[What is expected] The listing below should be written out exactly; please include all of it.

Dataset rows
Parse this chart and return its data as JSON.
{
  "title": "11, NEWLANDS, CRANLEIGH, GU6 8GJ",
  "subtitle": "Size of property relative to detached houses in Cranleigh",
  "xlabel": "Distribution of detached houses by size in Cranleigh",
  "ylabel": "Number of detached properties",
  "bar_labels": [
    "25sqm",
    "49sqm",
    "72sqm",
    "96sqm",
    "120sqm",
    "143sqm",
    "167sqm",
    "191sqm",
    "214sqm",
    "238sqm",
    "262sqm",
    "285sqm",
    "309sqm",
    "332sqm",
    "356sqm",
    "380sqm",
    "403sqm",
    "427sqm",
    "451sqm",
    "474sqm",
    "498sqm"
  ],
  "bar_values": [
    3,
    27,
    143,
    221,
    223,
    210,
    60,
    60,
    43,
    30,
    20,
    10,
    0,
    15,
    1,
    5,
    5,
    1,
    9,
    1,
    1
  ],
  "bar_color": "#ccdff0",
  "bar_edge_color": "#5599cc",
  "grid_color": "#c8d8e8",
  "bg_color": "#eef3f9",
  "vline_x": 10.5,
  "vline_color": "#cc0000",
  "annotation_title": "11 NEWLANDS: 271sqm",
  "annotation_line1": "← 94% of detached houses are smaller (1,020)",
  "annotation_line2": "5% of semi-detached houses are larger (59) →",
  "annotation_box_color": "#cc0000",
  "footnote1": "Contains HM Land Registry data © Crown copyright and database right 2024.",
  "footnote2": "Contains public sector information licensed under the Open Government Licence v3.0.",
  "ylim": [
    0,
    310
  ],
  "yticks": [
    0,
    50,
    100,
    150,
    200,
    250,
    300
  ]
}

[Written solution]
Parse this chart and return its data as JSON.
{
  "title": "11, NEWLANDS, CRANLEIGH, GU6 8GJ",
  "subtitle": "Size of property relative to detached houses in Cranleigh",
  "xlabel": "Distribution of detached houses by size in Cranleigh",
  "ylabel": "Number of detached properties",
  "bar_labels": [
    "25sqm",
    "49sqm",
    "72sqm",
    "96sqm",
    "120sqm",
    "143sqm",
    "167sqm",
    "191sqm",
    "214sqm",
    "238sqm",
    "262sqm",
    "285sqm",
    "309sqm",
    "332sqm",
    "356sqm",
    "380sqm",
    "403sqm",
    "427sqm",
    "451sqm",
    "474sqm",
    "498sqm"
  ],
  "bar_values": [
    3,
    27,
    143,
    221,
    223,
    210,
    60,
    60,
    43,
    30,
    20,
    10,
    0,
    15,
    1,
    5,
    5,
    1,
    9,
    1,
    1
  ],
  "bar_color": "#ccdff0",
  "bar_edge_color": "#5599cc",
  "grid_color": "#c8d8e8",
  "bg_color": "#eef3f9",
  "vline_x": 10.5,
  "vline_color": "#cc0000",
  "annotation_title": "11 NEWLANDS: 271sqm",
  "annotation_line1": "← 94% of detached houses are smaller (1,020)",
  "annotation_line2": "5% of semi-detached houses are larger (59) →",
  "annotation_box_color": "#cc0000",
  "footnote1": "Contains HM Land Registry data © Crown copyright and database right 2024.",
  "footnote2": "Contains public sector information licensed under the Open Government Licence v3.0.",
  "ylim": [
    0,
    310
  ],
  "yticks": [
    0,
    50,
    100,
    150,
    200,
    250,
    300
  ]
}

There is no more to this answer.